• What this task involves: Print the entries verbatim, leaving out the images they contain.

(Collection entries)
◇ ◇ ◇ ◇ ◇ ◇ ◇

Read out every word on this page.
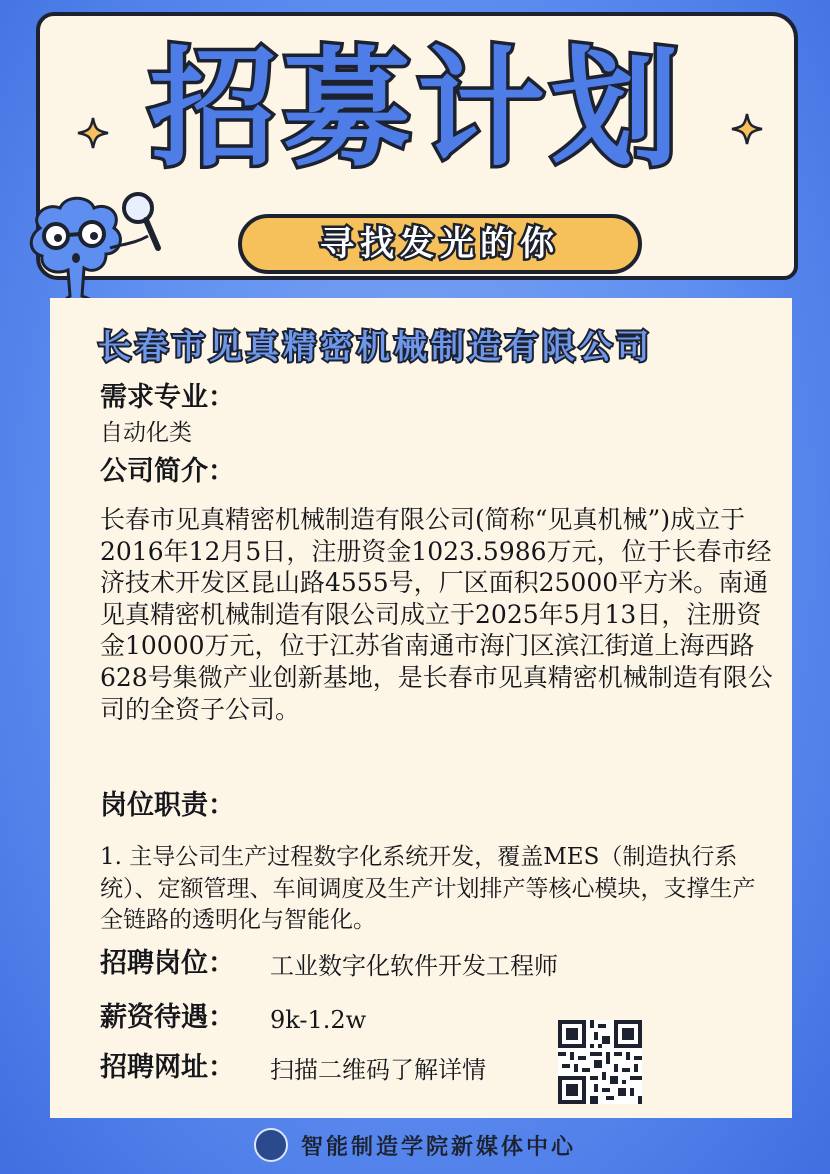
招募计划
寻找发光的你
长春市见真精密机械制造有限公司
需求专业：
自动化类
公司简介：
长春市见真精密机械制造有限公司(简称“见真机械”)成立于2016年12月5日，注册资金1023.5986万元，位于长春市经济技术开发区昆山路4555号，厂区面积25000平方米。南通见真精密机械制造有限公司成立于2025年5月13日，注册资金10000万元，位于江苏省南通市海门区滨江街道上海西路628号集微产业创新基地，是长春市见真精密机械制造有限公司的全资子公司。
岗位职责：
1. 主导公司生产过程数字化系统开发，覆盖MES（制造执行系统）、定额管理、车间调度及生产计划排产等核心模块，支撑生产全链路的透明化与智能化。
招聘岗位： 工业数字化软件开发工程师
薪资待遇： 9k-1.2w
招聘网址： 扫描二维码了解详情
智能制造学院新媒体中心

◇ ◇ ◇ ◇ ◇ ◇ ◇

• Output for this exercise:
Read out every word on this page.
招募计划
寻找发光的你
长春市见真精密机械制造有限公司
需求专业：
自动化类
公司简介：
长春市见真精密机械制造有限公司(简称“见真机械”)成立于2016年12月5日，注册资金1023.5986万元，位于长春市经济技术开发区昆山路4555号，厂区面积25000平方米。南通见真精密机械制造有限公司成立于2025年5月13日，注册资金10000万元，位于江苏省南通市海门区滨江街道上海西路628号集微产业创新基地，是长春市见真精密机械制造有限公司的全资子公司。
岗位职责：
1. 主导公司生产过程数字化系统开发，覆盖MES（制造执行系统）、定额管理、车间调度及生产计划排产等核心模块，支撑生产全链路的透明化与智能化。
招聘岗位： 工业数字化软件开发工程师
薪资待遇： 9k-1.2w
招聘网址： 扫描二维码了解详情
智能制造学院新媒体中心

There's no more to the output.